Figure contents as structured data

┄┄┄┄┄┄

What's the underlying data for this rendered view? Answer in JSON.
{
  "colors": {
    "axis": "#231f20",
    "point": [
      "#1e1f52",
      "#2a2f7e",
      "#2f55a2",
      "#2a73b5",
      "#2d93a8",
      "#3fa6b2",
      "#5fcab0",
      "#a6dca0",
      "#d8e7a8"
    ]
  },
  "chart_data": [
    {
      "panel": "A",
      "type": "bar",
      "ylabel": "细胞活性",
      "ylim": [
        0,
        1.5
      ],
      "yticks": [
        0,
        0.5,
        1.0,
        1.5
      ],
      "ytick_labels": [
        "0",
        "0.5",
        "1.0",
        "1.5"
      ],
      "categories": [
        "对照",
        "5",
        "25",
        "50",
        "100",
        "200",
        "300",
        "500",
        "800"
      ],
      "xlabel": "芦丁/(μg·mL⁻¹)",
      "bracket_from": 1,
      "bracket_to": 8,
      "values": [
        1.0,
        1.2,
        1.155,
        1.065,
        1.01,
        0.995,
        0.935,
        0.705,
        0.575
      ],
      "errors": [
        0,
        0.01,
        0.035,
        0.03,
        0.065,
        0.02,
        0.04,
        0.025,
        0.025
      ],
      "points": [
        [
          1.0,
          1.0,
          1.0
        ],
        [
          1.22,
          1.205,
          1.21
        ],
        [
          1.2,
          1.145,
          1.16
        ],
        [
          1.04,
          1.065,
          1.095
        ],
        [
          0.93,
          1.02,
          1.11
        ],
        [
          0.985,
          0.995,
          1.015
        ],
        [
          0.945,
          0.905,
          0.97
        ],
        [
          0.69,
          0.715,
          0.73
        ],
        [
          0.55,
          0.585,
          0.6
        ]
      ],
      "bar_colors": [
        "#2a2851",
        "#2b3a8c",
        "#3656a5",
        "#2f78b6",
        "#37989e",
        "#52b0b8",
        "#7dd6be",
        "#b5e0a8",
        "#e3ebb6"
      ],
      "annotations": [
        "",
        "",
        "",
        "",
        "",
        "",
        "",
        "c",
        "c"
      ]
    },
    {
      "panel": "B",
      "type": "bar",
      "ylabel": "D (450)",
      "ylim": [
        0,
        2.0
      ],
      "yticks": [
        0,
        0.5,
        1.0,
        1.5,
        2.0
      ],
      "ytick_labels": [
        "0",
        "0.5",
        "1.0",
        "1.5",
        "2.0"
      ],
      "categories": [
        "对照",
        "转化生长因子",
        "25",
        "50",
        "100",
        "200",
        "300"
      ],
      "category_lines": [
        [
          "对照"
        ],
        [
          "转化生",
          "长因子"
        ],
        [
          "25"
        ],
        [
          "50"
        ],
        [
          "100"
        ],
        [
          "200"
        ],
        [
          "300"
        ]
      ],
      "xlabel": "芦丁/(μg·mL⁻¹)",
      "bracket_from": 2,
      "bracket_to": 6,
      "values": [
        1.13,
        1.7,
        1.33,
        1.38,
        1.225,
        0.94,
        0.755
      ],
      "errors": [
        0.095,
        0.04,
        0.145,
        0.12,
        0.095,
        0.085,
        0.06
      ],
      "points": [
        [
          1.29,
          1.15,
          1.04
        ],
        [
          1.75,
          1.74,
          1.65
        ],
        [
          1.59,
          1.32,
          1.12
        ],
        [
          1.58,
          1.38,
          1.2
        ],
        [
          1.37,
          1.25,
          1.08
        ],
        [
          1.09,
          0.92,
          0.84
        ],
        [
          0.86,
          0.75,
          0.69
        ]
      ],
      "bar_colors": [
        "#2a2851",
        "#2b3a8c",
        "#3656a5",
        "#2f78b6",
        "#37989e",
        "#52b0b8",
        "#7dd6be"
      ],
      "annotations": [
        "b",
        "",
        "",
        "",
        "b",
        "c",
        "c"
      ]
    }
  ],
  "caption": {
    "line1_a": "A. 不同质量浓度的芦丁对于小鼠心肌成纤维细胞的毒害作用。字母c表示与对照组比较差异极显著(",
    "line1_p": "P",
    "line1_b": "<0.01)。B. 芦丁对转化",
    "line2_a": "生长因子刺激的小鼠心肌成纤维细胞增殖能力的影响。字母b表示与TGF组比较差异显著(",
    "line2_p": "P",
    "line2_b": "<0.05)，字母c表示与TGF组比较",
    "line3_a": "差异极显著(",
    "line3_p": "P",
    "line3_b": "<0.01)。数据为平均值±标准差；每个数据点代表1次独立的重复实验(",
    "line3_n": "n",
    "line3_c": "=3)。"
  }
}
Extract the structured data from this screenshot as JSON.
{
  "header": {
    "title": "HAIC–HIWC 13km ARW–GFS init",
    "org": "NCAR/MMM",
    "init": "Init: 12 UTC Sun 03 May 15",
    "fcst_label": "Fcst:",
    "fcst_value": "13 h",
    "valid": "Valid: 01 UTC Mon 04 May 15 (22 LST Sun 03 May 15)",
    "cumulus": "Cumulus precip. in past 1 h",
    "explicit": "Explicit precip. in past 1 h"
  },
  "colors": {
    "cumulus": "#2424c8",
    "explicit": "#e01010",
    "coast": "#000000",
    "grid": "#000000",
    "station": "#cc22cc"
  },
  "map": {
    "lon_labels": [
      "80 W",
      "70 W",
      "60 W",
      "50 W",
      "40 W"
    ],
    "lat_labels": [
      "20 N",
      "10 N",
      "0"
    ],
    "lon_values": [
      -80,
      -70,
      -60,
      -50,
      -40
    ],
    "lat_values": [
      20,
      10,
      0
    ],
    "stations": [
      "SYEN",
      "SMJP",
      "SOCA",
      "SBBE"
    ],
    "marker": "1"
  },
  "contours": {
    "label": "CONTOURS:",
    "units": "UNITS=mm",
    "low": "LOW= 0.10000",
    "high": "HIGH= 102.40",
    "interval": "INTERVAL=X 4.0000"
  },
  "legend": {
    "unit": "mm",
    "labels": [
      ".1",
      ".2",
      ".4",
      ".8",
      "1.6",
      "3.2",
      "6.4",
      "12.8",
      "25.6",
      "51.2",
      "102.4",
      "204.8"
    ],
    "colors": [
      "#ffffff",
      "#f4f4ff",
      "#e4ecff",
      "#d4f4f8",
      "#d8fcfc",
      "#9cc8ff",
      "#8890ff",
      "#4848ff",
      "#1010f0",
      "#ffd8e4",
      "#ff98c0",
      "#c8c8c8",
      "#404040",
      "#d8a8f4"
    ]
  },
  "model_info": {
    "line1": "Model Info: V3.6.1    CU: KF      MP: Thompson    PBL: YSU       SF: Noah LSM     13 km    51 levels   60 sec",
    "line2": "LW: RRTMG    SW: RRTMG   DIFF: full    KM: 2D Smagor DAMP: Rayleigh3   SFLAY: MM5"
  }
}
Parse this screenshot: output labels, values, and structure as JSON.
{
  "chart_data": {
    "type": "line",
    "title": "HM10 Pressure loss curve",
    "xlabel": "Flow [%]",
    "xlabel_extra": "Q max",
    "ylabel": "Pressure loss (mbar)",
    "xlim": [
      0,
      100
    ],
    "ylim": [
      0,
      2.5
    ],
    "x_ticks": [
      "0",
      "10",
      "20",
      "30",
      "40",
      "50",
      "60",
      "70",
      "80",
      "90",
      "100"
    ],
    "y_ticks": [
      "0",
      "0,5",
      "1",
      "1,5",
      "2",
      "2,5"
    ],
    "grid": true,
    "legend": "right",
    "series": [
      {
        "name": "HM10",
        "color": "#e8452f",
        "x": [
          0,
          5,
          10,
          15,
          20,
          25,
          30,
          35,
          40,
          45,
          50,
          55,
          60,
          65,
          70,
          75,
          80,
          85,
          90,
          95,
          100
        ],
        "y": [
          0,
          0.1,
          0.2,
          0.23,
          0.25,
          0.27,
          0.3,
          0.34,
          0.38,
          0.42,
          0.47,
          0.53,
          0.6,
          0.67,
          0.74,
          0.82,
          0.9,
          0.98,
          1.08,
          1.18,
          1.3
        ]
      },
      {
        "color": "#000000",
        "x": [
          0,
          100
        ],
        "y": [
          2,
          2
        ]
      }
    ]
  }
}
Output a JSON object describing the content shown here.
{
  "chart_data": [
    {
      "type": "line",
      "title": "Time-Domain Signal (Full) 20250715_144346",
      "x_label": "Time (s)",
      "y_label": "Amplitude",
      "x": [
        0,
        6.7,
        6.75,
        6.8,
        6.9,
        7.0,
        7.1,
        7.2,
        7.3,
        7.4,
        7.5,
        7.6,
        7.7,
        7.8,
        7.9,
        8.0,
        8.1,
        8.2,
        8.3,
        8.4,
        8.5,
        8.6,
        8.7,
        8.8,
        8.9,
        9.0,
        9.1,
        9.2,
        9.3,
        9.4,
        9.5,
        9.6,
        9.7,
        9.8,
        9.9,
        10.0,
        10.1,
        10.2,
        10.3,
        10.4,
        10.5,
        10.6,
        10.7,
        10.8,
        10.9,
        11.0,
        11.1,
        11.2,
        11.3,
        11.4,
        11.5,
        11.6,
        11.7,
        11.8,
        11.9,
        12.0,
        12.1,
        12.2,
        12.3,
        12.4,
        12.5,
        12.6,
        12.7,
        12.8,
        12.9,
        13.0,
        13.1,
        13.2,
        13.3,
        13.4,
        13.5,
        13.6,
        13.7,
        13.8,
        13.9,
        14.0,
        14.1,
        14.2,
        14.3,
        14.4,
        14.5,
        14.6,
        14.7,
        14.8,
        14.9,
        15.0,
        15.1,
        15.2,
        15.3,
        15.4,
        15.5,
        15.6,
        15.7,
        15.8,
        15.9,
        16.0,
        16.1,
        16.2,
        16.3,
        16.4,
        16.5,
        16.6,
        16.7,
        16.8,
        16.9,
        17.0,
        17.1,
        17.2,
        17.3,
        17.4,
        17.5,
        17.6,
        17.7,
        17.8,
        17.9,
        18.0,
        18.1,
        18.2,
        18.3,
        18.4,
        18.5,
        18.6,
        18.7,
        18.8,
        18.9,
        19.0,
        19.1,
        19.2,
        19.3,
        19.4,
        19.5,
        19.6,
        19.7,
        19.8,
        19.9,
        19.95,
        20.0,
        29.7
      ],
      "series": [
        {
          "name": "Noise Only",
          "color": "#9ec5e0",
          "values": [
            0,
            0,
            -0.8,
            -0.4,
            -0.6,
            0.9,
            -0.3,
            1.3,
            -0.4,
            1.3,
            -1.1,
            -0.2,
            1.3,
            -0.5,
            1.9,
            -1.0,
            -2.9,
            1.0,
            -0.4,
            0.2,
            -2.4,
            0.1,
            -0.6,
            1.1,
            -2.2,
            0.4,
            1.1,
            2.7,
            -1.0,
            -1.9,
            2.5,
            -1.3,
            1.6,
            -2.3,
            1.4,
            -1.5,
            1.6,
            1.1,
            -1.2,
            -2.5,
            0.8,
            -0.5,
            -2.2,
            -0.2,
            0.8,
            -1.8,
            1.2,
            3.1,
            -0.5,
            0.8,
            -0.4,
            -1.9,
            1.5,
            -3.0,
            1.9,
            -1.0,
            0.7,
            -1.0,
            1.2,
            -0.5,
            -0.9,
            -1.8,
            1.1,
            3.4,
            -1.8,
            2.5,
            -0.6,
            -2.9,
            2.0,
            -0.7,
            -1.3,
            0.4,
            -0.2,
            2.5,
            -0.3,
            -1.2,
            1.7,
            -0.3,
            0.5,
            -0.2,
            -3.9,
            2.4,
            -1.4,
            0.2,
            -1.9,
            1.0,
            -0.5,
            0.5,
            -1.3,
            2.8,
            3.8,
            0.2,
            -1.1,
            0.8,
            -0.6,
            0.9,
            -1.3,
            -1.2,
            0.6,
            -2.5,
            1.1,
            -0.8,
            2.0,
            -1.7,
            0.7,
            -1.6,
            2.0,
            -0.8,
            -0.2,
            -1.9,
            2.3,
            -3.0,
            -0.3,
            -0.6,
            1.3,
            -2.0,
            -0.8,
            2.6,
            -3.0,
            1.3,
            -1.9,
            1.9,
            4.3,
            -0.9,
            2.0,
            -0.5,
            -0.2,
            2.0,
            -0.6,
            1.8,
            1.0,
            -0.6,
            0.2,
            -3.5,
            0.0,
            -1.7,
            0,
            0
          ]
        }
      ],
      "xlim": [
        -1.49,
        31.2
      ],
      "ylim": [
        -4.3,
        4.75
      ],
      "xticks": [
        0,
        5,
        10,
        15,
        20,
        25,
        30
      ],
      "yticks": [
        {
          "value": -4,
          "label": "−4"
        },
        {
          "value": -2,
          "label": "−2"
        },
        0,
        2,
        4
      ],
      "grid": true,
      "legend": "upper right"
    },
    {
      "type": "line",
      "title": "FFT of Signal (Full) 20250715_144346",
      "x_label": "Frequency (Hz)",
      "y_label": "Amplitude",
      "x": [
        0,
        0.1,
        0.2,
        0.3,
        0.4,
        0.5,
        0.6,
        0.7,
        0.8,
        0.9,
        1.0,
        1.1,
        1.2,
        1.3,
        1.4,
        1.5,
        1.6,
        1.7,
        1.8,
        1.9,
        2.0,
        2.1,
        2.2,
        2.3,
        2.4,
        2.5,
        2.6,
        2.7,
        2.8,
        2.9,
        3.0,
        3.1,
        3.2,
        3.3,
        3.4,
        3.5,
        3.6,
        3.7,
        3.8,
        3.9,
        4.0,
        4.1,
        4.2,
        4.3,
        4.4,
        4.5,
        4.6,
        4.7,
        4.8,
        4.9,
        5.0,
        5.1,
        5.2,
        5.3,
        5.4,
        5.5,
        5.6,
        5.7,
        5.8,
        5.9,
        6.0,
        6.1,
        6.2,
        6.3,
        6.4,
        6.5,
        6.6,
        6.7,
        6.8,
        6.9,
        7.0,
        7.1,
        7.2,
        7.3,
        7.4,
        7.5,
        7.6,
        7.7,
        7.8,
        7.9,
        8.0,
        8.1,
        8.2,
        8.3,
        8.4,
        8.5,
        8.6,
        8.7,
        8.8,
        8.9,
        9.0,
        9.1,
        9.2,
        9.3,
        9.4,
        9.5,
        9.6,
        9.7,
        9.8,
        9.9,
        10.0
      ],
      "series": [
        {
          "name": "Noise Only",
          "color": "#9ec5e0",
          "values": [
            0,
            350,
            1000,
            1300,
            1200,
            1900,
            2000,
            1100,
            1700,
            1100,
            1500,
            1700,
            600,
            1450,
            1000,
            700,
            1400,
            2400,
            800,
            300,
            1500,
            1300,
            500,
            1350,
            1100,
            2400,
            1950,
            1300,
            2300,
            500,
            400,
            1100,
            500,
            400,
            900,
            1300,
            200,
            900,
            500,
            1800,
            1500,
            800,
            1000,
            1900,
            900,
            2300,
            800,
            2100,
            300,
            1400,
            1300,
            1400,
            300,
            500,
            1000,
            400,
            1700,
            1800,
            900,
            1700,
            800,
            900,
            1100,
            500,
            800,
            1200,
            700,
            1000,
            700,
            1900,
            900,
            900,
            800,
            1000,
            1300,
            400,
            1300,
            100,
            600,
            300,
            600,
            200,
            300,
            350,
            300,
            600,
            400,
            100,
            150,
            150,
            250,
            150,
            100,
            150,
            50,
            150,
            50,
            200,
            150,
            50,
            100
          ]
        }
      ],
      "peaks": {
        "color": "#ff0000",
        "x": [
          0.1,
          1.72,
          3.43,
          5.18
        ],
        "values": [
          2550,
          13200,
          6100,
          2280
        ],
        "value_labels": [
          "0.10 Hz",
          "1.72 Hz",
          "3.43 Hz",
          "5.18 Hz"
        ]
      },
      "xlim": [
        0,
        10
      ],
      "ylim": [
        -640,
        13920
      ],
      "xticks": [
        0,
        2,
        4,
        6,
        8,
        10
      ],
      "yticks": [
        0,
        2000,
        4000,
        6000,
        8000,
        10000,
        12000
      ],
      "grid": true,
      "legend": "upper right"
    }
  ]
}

┄┄┄┄┄┄

* **Task directions**
Copy all the lines above that hold the string "grid".

* **Solution to this problem**
    "grid": "#000000",
    "grid": true,
      "grid": true,
      "grid": true,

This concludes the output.